- _THE DATA_
^^^^^^^^

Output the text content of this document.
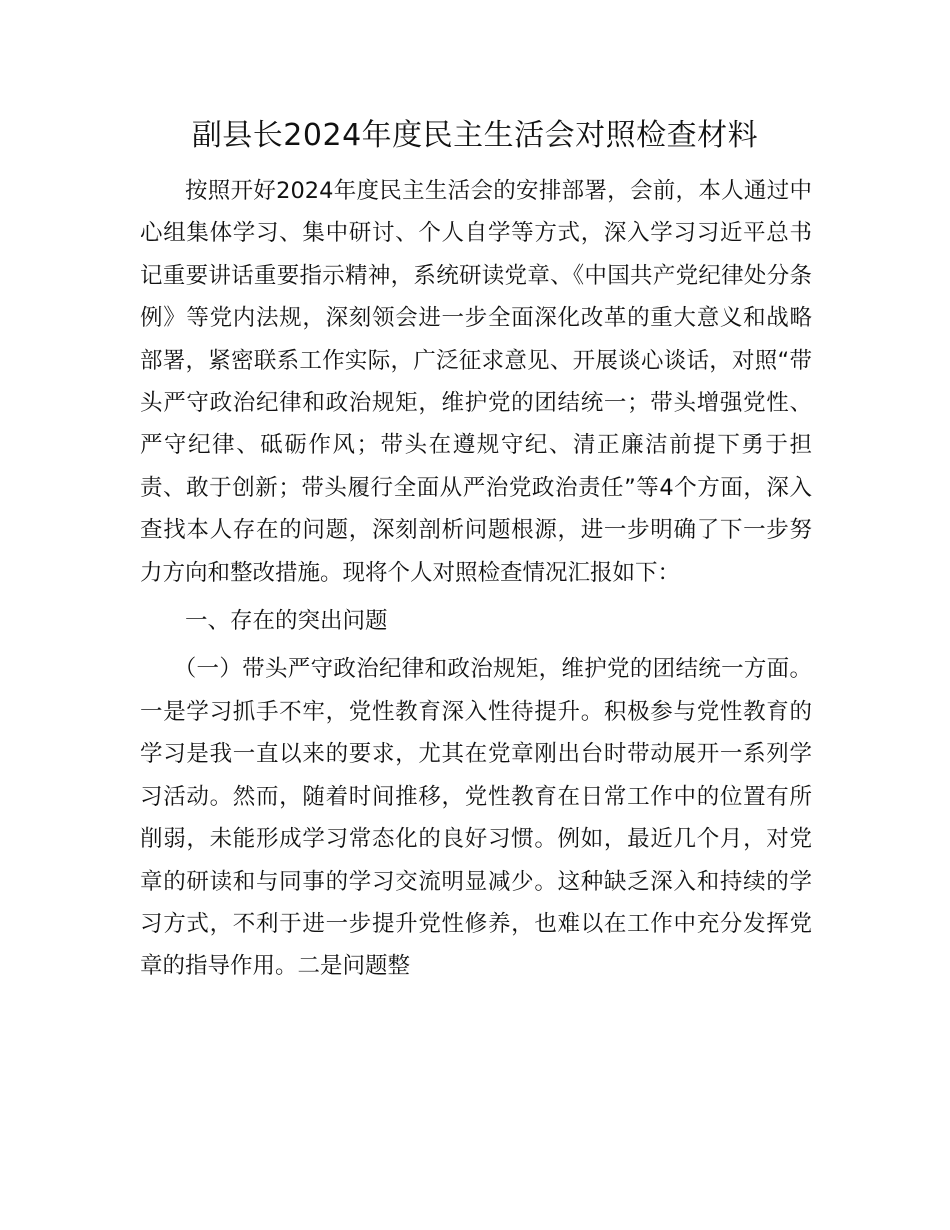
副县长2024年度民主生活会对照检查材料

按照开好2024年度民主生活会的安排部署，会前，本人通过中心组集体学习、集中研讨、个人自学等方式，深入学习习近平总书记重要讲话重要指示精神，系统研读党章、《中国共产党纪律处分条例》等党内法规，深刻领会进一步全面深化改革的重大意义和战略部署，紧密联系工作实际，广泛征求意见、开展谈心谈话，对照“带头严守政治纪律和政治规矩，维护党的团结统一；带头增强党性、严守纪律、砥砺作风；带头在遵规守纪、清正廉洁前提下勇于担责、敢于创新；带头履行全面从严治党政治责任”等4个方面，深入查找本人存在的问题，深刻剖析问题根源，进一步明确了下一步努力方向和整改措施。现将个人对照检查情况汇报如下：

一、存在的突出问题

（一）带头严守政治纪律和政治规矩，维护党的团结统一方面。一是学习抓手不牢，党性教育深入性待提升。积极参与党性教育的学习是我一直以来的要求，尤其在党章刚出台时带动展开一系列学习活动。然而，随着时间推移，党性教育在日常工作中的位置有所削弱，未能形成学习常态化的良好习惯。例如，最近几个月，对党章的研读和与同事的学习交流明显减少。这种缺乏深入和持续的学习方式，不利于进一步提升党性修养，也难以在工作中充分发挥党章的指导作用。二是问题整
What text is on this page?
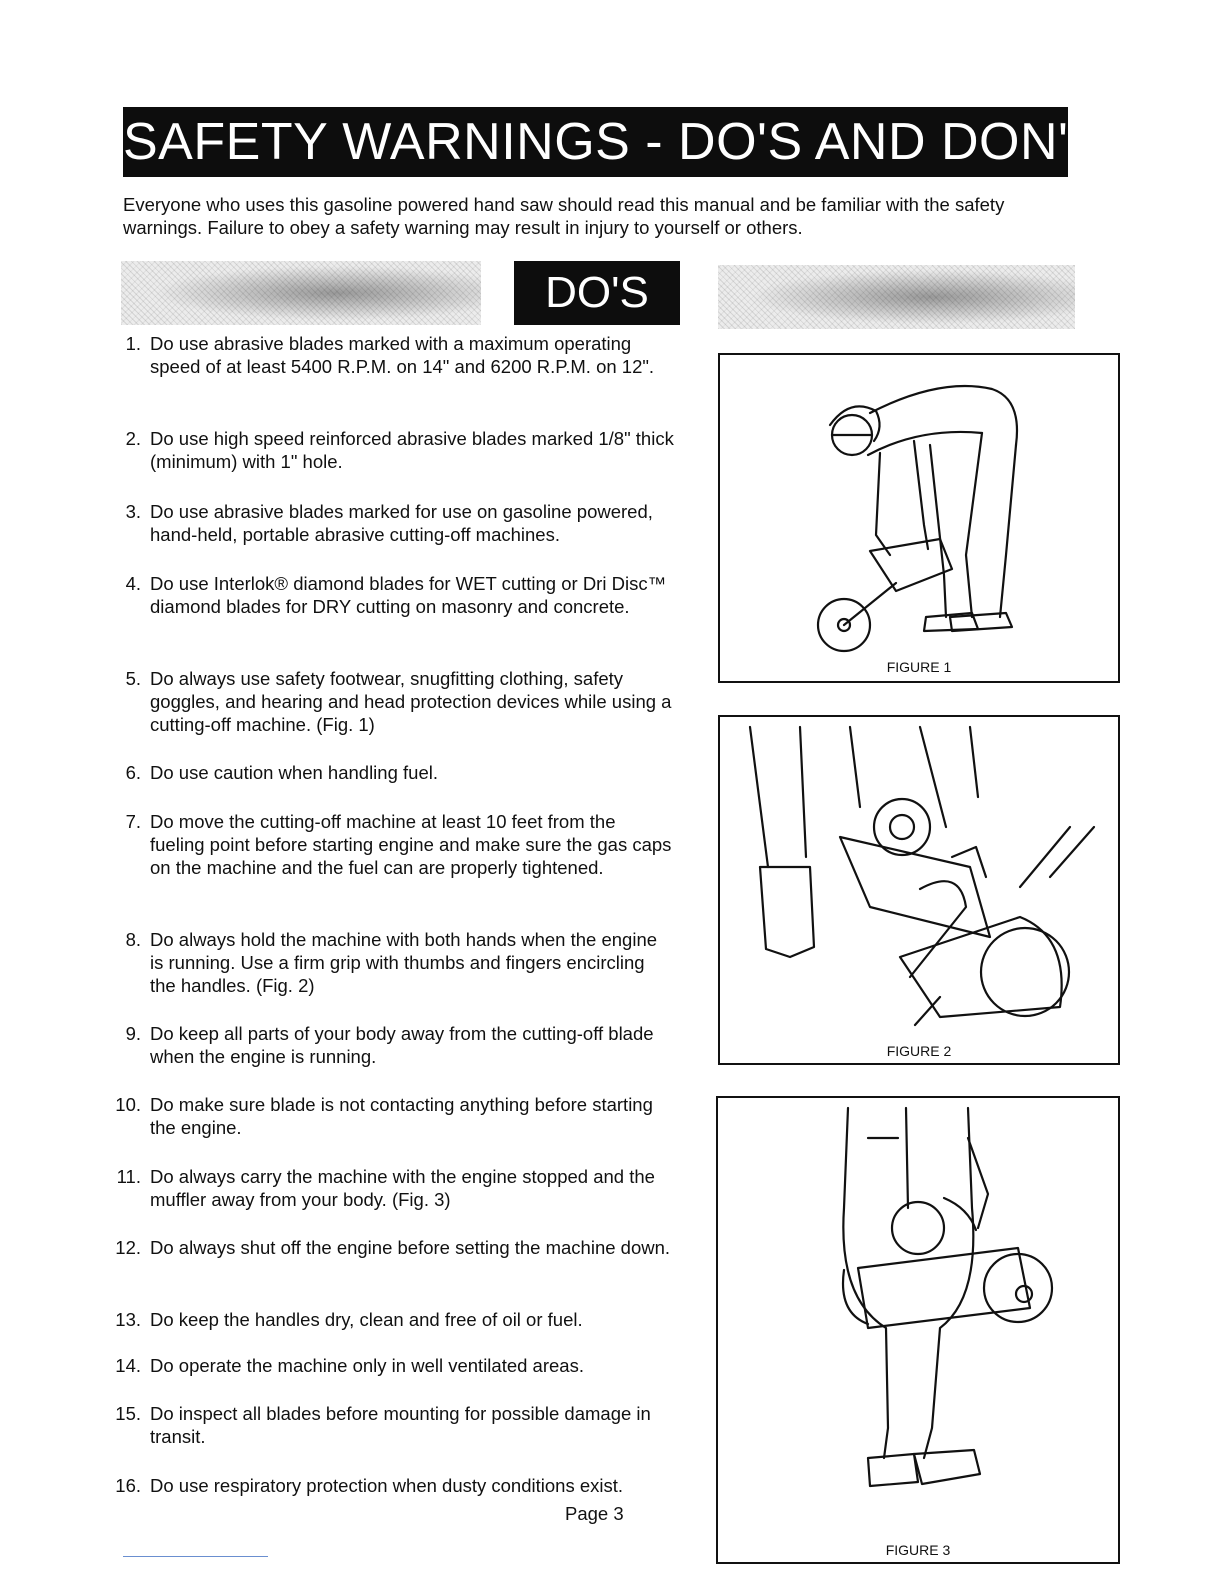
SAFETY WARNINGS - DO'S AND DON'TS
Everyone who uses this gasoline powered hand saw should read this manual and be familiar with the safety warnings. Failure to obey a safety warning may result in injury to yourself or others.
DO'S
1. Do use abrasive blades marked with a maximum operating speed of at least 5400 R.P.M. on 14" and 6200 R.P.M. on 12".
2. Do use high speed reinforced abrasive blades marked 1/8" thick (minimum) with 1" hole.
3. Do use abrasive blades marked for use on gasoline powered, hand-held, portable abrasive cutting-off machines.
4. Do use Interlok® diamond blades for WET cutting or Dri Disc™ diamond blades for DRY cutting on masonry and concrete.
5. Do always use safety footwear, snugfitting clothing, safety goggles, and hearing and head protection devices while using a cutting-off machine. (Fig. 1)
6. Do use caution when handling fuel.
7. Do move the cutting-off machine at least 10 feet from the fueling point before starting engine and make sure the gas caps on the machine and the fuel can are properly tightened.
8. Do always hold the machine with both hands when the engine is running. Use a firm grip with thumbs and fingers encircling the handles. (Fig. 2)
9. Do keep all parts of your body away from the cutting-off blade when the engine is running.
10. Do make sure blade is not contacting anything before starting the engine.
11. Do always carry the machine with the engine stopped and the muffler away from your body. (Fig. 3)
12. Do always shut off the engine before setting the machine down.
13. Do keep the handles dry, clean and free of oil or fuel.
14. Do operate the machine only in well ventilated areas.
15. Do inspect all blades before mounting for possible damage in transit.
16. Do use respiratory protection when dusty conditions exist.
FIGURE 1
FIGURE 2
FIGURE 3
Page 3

^^^^^^^^

- _YOUR OBJECTIVE_
Write out the full listing verbatim, excluding its pictures.

- _WRITTEN REPLY_
Output the text content of this document.
副县长2024年度民主生活会对照检查材料

按照开好2024年度民主生活会的安排部署，会前，本人通过中心组集体学习、集中研讨、个人自学等方式，深入学习习近平总书记重要讲话重要指示精神，系统研读党章、《中国共产党纪律处分条例》等党内法规，深刻领会进一步全面深化改革的重大意义和战略部署，紧密联系工作实际，广泛征求意见、开展谈心谈话，对照“带头严守政治纪律和政治规矩，维护党的团结统一；带头增强党性、严守纪律、砥砺作风；带头在遵规守纪、清正廉洁前提下勇于担责、敢于创新；带头履行全面从严治党政治责任”等4个方面，深入查找本人存在的问题，深刻剖析问题根源，进一步明确了下一步努力方向和整改措施。现将个人对照检查情况汇报如下：

一、存在的突出问题

（一）带头严守政治纪律和政治规矩，维护党的团结统一方面。一是学习抓手不牢，党性教育深入性待提升。积极参与党性教育的学习是我一直以来的要求，尤其在党章刚出台时带动展开一系列学习活动。然而，随着时间推移，党性教育在日常工作中的位置有所削弱，未能形成学习常态化的良好习惯。例如，最近几个月，对党章的研读和与同事的学习交流明显减少。这种缺乏深入和持续的学习方式，不利于进一步提升党性修养，也难以在工作中充分发挥党章的指导作用。二是问题整
What text is on this page?
SAFETY WARNINGS - DO'S AND DON'TS
Everyone who uses this gasoline powered hand saw should read this manual and be familiar with the safety warnings. Failure to obey a safety warning may result in injury to yourself or others.
DO'S
1. Do use abrasive blades marked with a maximum operating speed of at least 5400 R.P.M. on 14" and 6200 R.P.M. on 12".
2. Do use high speed reinforced abrasive blades marked 1/8" thick (minimum) with 1" hole.
3. Do use abrasive blades marked for use on gasoline powered, hand-held, portable abrasive cutting-off machines.
4. Do use Interlok® diamond blades for WET cutting or Dri Disc™ diamond blades for DRY cutting on masonry and concrete.
5. Do always use safety footwear, snugfitting clothing, safety goggles, and hearing and head protection devices while using a cutting-off machine. (Fig. 1)
6. Do use caution when handling fuel.
7. Do move the cutting-off machine at least 10 feet from the fueling point before starting engine and make sure the gas caps on the machine and the fuel can are properly tightened.
8. Do always hold the machine with both hands when the engine is running. Use a firm grip with thumbs and fingers encircling the handles. (Fig. 2)
9. Do keep all parts of your body away from the cutting-off blade when the engine is running.
10. Do make sure blade is not contacting anything before starting the engine.
11. Do always carry the machine with the engine stopped and the muffler away from your body. (Fig. 3)
12. Do always shut off the engine before setting the machine down.
13. Do keep the handles dry, clean and free of oil or fuel.
14. Do operate the machine only in well ventilated areas.
15. Do inspect all blades before mounting for possible damage in transit.
16. Do use respiratory protection when dusty conditions exist.
FIGURE 1
FIGURE 2
FIGURE 3
Page 3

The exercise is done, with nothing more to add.